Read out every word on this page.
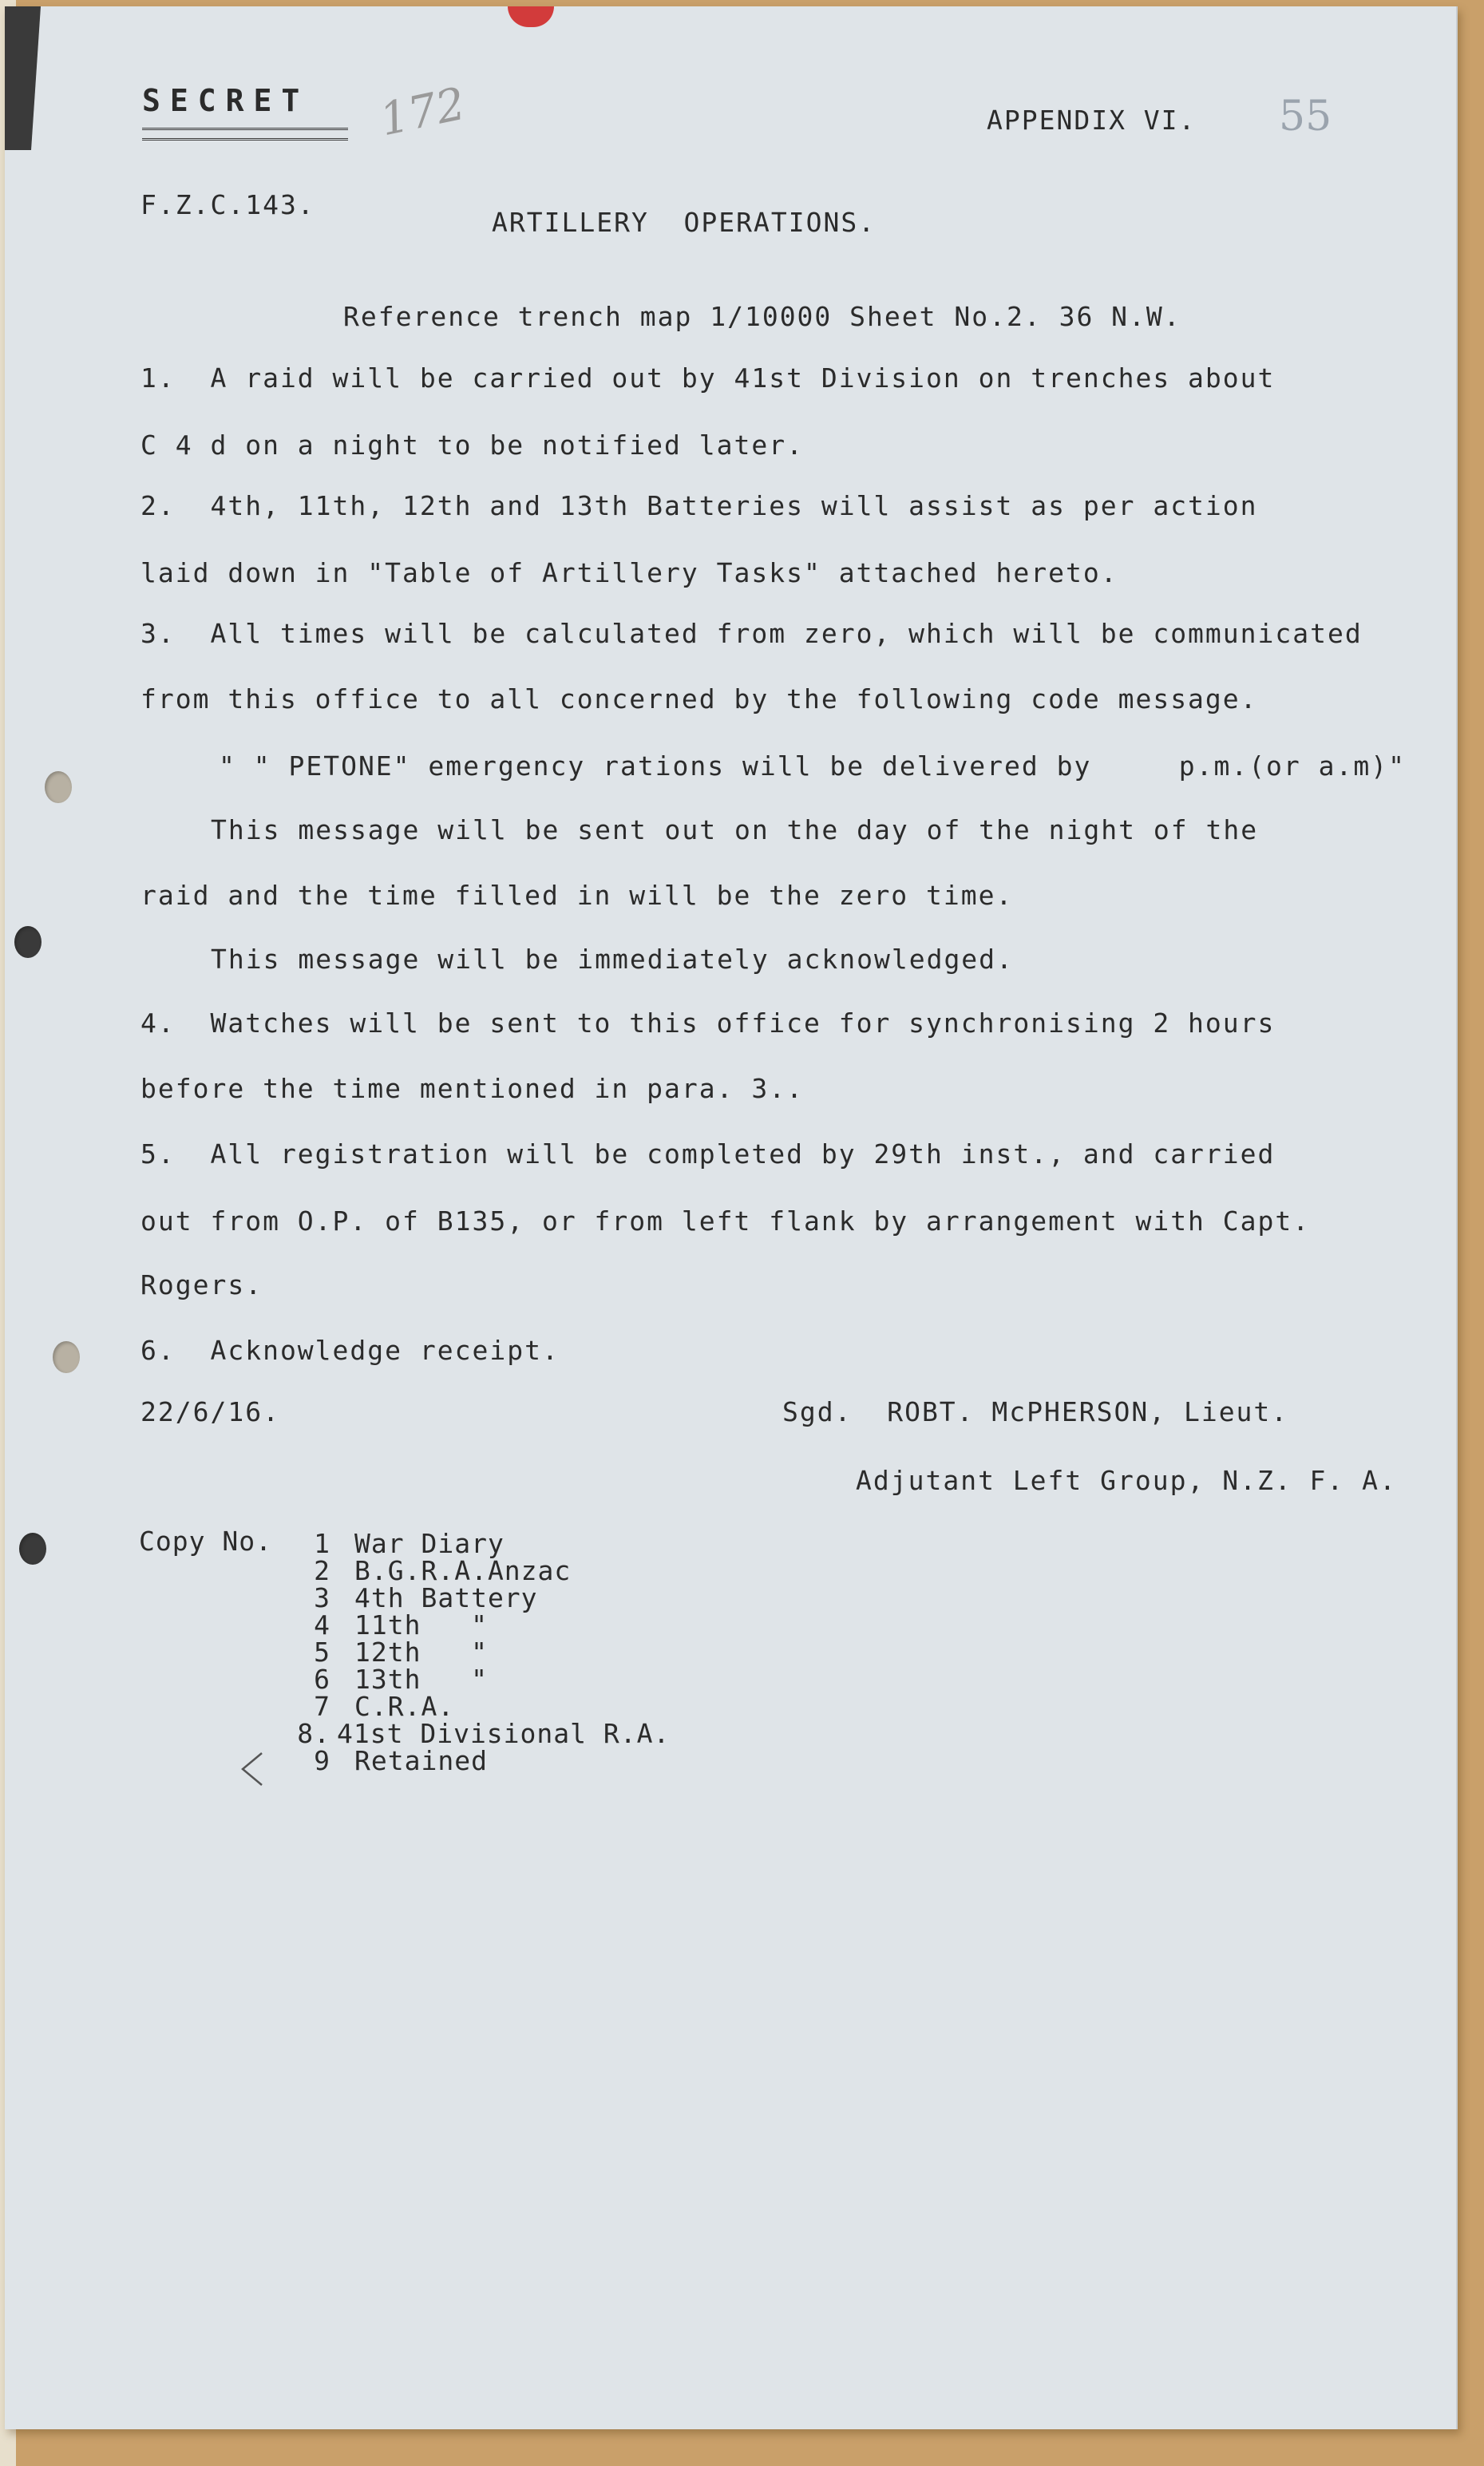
SECRET 172	APPENDIX VI. 55
F.Z.C.143.
ARTILLERY  OPERATIONS.
Reference trench map 1/10000 Sheet No.2. 36 N.W.
1.  A raid will be carried out by 41st Division on trenches about
C 4 d on a night to be notified later.
2.  4th, 11th, 12th and 13th Batteries will assist as per action
laid down in "Table of Artillery Tasks" attached hereto.
3.  All times will be calculated from zero, which will be communicated
from this office to all concerned by the following code message.
" " PETONE" emergency rations will be delivered by     p.m.(or a.m)"
This message will be sent out on the day of the night of the
raid and the time filled in will be the zero time.
This message will be immediately acknowledged.
4.  Watches will be sent to this office for synchronising 2 hours
before the time mentioned in para. 3..
5.  All registration will be completed by 29th inst., and carried
out from O.P. of B135, or from left flank by arrangement with Capt.
Rogers.
6.  Acknowledge receipt.
22/6/16.	Sgd.  ROBT. McPHERSON, Lieut.
Adjutant Left Group, N.Z. F. A.
Copy No.	1 War Diary
2 B.G.R.A.Anzac
3 4th Battery
4 11th   "
5 12th   "
6 13th   "
7 C.R.A.
8. 41st Divisional R.A.
9 Retained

________

◆ What is being asked ◆
Write out the full listing verbatim, excluding its pictures.

◆ Written solution ◆
Read out every word on this page.
SECRET 172	APPENDIX VI. 55
F.Z.C.143.
ARTILLERY  OPERATIONS.
Reference trench map 1/10000 Sheet No.2. 36 N.W.
1.  A raid will be carried out by 41st Division on trenches about
C 4 d on a night to be notified later.
2.  4th, 11th, 12th and 13th Batteries will assist as per action
laid down in "Table of Artillery Tasks" attached hereto.
3.  All times will be calculated from zero, which will be communicated
from this office to all concerned by the following code message.
" " PETONE" emergency rations will be delivered by     p.m.(or a.m)"
This message will be sent out on the day of the night of the
raid and the time filled in will be the zero time.
This message will be immediately acknowledged.
4.  Watches will be sent to this office for synchronising 2 hours
before the time mentioned in para. 3..
5.  All registration will be completed by 29th inst., and carried
out from O.P. of B135, or from left flank by arrangement with Capt.
Rogers.
6.  Acknowledge receipt.
22/6/16.	Sgd.  ROBT. McPHERSON, Lieut.
Adjutant Left Group, N.Z. F. A.
Copy No.	1 War Diary
2 B.G.R.A.Anzac
3 4th Battery
4 11th   "
5 12th   "
6 13th   "
7 C.R.A.
8. 41st Divisional R.A.
9 Retained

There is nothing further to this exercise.